▶ **PROVIDED INFORMATION**:
● ● ● ● ● ● ●

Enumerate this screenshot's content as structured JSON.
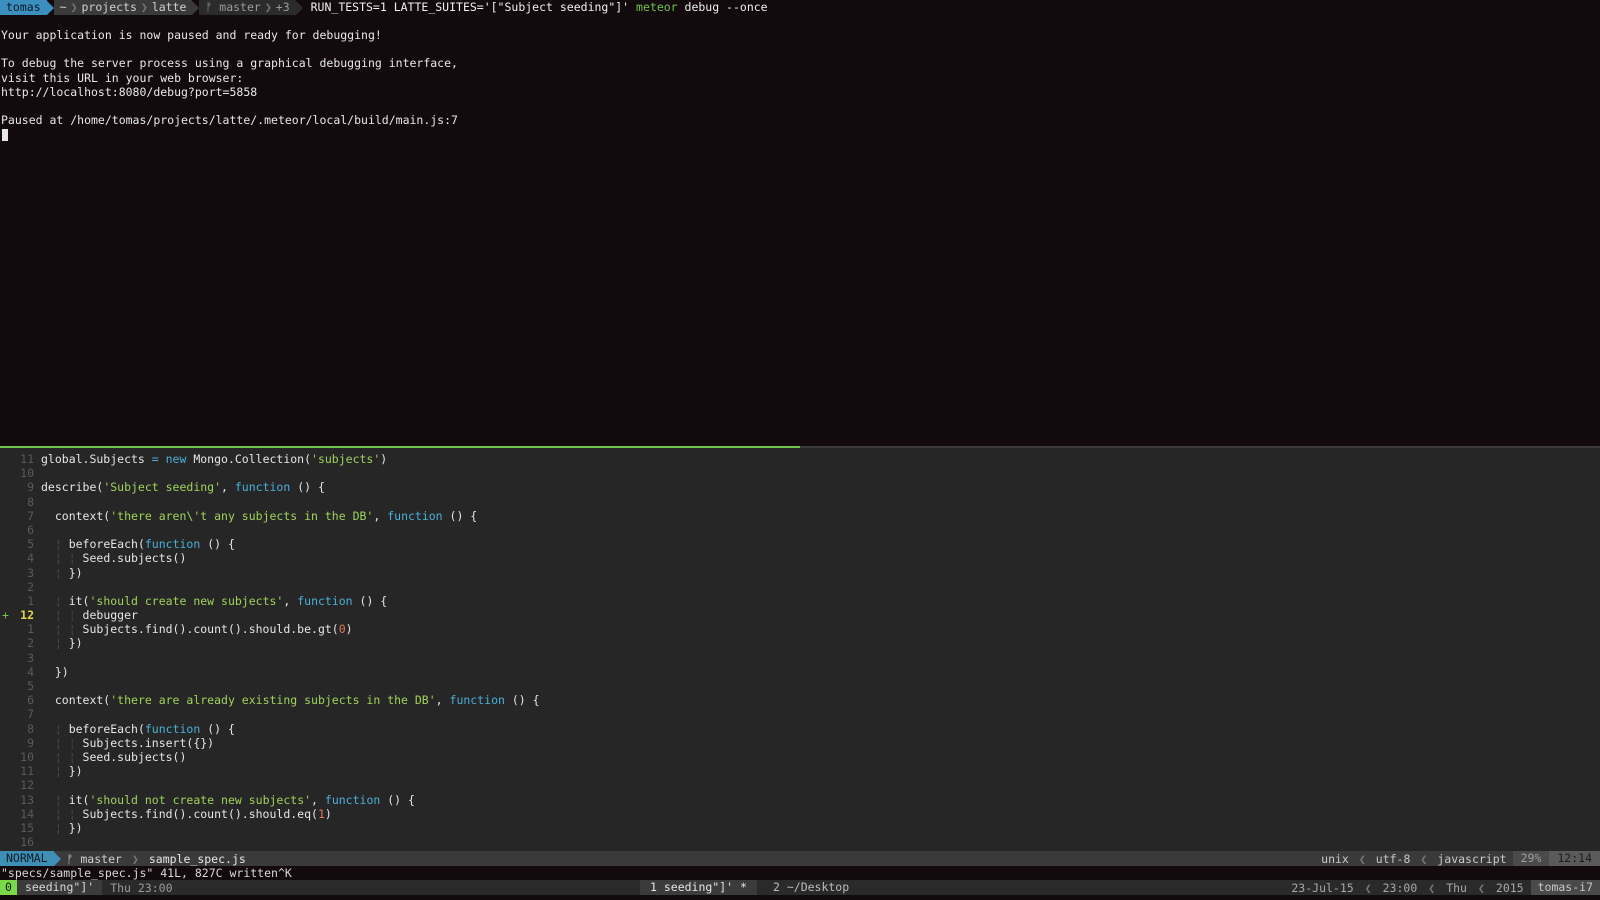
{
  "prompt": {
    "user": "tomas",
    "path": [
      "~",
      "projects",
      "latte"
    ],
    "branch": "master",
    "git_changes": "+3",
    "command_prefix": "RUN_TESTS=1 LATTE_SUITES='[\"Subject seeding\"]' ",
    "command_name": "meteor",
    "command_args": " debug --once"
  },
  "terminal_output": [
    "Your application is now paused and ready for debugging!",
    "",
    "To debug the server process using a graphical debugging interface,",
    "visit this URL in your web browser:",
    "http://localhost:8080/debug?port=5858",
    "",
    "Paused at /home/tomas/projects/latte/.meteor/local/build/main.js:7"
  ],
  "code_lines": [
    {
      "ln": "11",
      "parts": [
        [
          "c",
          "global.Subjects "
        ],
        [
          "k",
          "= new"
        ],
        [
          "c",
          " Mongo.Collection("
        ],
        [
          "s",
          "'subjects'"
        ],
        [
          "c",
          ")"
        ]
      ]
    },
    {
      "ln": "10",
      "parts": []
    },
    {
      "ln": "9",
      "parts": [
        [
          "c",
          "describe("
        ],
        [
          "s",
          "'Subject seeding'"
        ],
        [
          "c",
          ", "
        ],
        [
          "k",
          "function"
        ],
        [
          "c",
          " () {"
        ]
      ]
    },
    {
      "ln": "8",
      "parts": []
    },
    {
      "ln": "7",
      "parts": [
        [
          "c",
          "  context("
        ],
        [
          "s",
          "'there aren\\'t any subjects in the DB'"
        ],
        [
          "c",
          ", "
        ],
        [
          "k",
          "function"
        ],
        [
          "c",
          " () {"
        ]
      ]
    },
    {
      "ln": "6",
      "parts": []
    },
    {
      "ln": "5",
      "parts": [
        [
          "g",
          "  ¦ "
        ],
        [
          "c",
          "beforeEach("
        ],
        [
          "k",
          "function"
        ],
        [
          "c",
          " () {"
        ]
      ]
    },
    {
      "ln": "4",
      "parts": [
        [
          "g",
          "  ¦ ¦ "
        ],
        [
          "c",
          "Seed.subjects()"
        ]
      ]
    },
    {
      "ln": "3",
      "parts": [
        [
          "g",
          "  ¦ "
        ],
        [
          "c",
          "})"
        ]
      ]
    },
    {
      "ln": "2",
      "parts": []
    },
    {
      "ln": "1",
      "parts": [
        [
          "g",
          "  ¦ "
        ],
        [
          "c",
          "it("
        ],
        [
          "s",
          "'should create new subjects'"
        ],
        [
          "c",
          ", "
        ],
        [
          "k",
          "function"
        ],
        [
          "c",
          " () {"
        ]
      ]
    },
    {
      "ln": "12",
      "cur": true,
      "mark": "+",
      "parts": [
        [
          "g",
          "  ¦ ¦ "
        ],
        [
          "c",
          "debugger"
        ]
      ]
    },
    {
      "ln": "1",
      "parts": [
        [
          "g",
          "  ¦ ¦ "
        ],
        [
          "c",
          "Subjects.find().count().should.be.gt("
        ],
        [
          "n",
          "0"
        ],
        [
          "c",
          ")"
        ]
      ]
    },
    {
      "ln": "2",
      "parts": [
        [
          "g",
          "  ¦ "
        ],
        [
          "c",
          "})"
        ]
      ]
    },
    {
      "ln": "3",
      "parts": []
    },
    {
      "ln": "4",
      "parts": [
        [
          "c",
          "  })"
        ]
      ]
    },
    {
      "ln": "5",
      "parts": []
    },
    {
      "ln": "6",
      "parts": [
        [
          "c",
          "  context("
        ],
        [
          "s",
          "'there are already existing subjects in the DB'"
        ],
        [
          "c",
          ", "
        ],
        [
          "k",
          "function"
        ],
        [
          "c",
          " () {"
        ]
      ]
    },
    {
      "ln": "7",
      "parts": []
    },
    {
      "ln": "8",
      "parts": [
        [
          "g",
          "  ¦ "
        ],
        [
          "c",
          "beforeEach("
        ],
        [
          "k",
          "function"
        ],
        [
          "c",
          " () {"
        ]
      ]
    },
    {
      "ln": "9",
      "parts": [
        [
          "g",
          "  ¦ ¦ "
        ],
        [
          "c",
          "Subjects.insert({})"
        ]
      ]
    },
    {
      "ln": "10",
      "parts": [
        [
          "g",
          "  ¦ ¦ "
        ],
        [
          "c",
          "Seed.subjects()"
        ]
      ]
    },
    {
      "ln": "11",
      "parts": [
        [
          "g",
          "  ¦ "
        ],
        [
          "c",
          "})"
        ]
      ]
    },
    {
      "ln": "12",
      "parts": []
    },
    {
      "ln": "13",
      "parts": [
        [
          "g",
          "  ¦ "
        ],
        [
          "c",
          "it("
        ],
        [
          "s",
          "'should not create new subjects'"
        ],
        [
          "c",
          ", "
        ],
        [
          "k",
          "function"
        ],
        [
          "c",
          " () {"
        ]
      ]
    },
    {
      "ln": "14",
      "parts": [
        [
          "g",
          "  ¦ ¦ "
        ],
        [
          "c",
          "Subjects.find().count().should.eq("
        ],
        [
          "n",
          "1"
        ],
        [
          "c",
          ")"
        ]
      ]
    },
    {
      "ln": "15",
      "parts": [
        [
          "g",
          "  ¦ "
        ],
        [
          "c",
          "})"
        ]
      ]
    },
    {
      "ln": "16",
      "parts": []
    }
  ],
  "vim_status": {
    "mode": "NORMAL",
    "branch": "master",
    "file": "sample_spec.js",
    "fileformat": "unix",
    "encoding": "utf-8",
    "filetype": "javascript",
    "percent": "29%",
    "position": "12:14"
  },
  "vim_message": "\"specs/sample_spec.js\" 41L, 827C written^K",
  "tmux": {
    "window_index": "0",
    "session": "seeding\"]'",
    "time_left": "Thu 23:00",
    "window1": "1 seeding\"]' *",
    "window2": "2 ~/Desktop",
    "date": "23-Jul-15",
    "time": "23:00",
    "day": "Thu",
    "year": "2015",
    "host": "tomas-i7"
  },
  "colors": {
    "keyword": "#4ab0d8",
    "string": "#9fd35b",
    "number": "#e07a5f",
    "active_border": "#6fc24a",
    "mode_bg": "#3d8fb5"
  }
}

● ● ● ● ● ● ●

▶ **TASK REQUIREMENTS**: What you return should match the records above word for word, minus the pictures.

▶ **EXERCISE SOLUTION**:
Enumerate this screenshot's content as structured JSON.
{
  "prompt": {
    "user": "tomas",
    "path": [
      "~",
      "projects",
      "latte"
    ],
    "branch": "master",
    "git_changes": "+3",
    "command_prefix": "RUN_TESTS=1 LATTE_SUITES='[\"Subject seeding\"]' ",
    "command_name": "meteor",
    "command_args": " debug --once"
  },
  "terminal_output": [
    "Your application is now paused and ready for debugging!",
    "",
    "To debug the server process using a graphical debugging interface,",
    "visit this URL in your web browser:",
    "http://localhost:8080/debug?port=5858",
    "",
    "Paused at /home/tomas/projects/latte/.meteor/local/build/main.js:7"
  ],
  "code_lines": [
    {
      "ln": "11",
      "parts": [
        [
          "c",
          "global.Subjects "
        ],
        [
          "k",
          "= new"
        ],
        [
          "c",
          " Mongo.Collection("
        ],
        [
          "s",
          "'subjects'"
        ],
        [
          "c",
          ")"
        ]
      ]
    },
    {
      "ln": "10",
      "parts": []
    },
    {
      "ln": "9",
      "parts": [
        [
          "c",
          "describe("
        ],
        [
          "s",
          "'Subject seeding'"
        ],
        [
          "c",
          ", "
        ],
        [
          "k",
          "function"
        ],
        [
          "c",
          " () {"
        ]
      ]
    },
    {
      "ln": "8",
      "parts": []
    },
    {
      "ln": "7",
      "parts": [
        [
          "c",
          "  context("
        ],
        [
          "s",
          "'there aren\\'t any subjects in the DB'"
        ],
        [
          "c",
          ", "
        ],
        [
          "k",
          "function"
        ],
        [
          "c",
          " () {"
        ]
      ]
    },
    {
      "ln": "6",
      "parts": []
    },
    {
      "ln": "5",
      "parts": [
        [
          "g",
          "  ¦ "
        ],
        [
          "c",
          "beforeEach("
        ],
        [
          "k",
          "function"
        ],
        [
          "c",
          " () {"
        ]
      ]
    },
    {
      "ln": "4",
      "parts": [
        [
          "g",
          "  ¦ ¦ "
        ],
        [
          "c",
          "Seed.subjects()"
        ]
      ]
    },
    {
      "ln": "3",
      "parts": [
        [
          "g",
          "  ¦ "
        ],
        [
          "c",
          "})"
        ]
      ]
    },
    {
      "ln": "2",
      "parts": []
    },
    {
      "ln": "1",
      "parts": [
        [
          "g",
          "  ¦ "
        ],
        [
          "c",
          "it("
        ],
        [
          "s",
          "'should create new subjects'"
        ],
        [
          "c",
          ", "
        ],
        [
          "k",
          "function"
        ],
        [
          "c",
          " () {"
        ]
      ]
    },
    {
      "ln": "12",
      "cur": true,
      "mark": "+",
      "parts": [
        [
          "g",
          "  ¦ ¦ "
        ],
        [
          "c",
          "debugger"
        ]
      ]
    },
    {
      "ln": "1",
      "parts": [
        [
          "g",
          "  ¦ ¦ "
        ],
        [
          "c",
          "Subjects.find().count().should.be.gt("
        ],
        [
          "n",
          "0"
        ],
        [
          "c",
          ")"
        ]
      ]
    },
    {
      "ln": "2",
      "parts": [
        [
          "g",
          "  ¦ "
        ],
        [
          "c",
          "})"
        ]
      ]
    },
    {
      "ln": "3",
      "parts": []
    },
    {
      "ln": "4",
      "parts": [
        [
          "c",
          "  })"
        ]
      ]
    },
    {
      "ln": "5",
      "parts": []
    },
    {
      "ln": "6",
      "parts": [
        [
          "c",
          "  context("
        ],
        [
          "s",
          "'there are already existing subjects in the DB'"
        ],
        [
          "c",
          ", "
        ],
        [
          "k",
          "function"
        ],
        [
          "c",
          " () {"
        ]
      ]
    },
    {
      "ln": "7",
      "parts": []
    },
    {
      "ln": "8",
      "parts": [
        [
          "g",
          "  ¦ "
        ],
        [
          "c",
          "beforeEach("
        ],
        [
          "k",
          "function"
        ],
        [
          "c",
          " () {"
        ]
      ]
    },
    {
      "ln": "9",
      "parts": [
        [
          "g",
          "  ¦ ¦ "
        ],
        [
          "c",
          "Subjects.insert({})"
        ]
      ]
    },
    {
      "ln": "10",
      "parts": [
        [
          "g",
          "  ¦ ¦ "
        ],
        [
          "c",
          "Seed.subjects()"
        ]
      ]
    },
    {
      "ln": "11",
      "parts": [
        [
          "g",
          "  ¦ "
        ],
        [
          "c",
          "})"
        ]
      ]
    },
    {
      "ln": "12",
      "parts": []
    },
    {
      "ln": "13",
      "parts": [
        [
          "g",
          "  ¦ "
        ],
        [
          "c",
          "it("
        ],
        [
          "s",
          "'should not create new subjects'"
        ],
        [
          "c",
          ", "
        ],
        [
          "k",
          "function"
        ],
        [
          "c",
          " () {"
        ]
      ]
    },
    {
      "ln": "14",
      "parts": [
        [
          "g",
          "  ¦ ¦ "
        ],
        [
          "c",
          "Subjects.find().count().should.eq("
        ],
        [
          "n",
          "1"
        ],
        [
          "c",
          ")"
        ]
      ]
    },
    {
      "ln": "15",
      "parts": [
        [
          "g",
          "  ¦ "
        ],
        [
          "c",
          "})"
        ]
      ]
    },
    {
      "ln": "16",
      "parts": []
    }
  ],
  "vim_status": {
    "mode": "NORMAL",
    "branch": "master",
    "file": "sample_spec.js",
    "fileformat": "unix",
    "encoding": "utf-8",
    "filetype": "javascript",
    "percent": "29%",
    "position": "12:14"
  },
  "vim_message": "\"specs/sample_spec.js\" 41L, 827C written^K",
  "tmux": {
    "window_index": "0",
    "session": "seeding\"]'",
    "time_left": "Thu 23:00",
    "window1": "1 seeding\"]' *",
    "window2": "2 ~/Desktop",
    "date": "23-Jul-15",
    "time": "23:00",
    "day": "Thu",
    "year": "2015",
    "host": "tomas-i7"
  },
  "colors": {
    "keyword": "#4ab0d8",
    "string": "#9fd35b",
    "number": "#e07a5f",
    "active_border": "#6fc24a",
    "mode_bg": "#3d8fb5"
  }
}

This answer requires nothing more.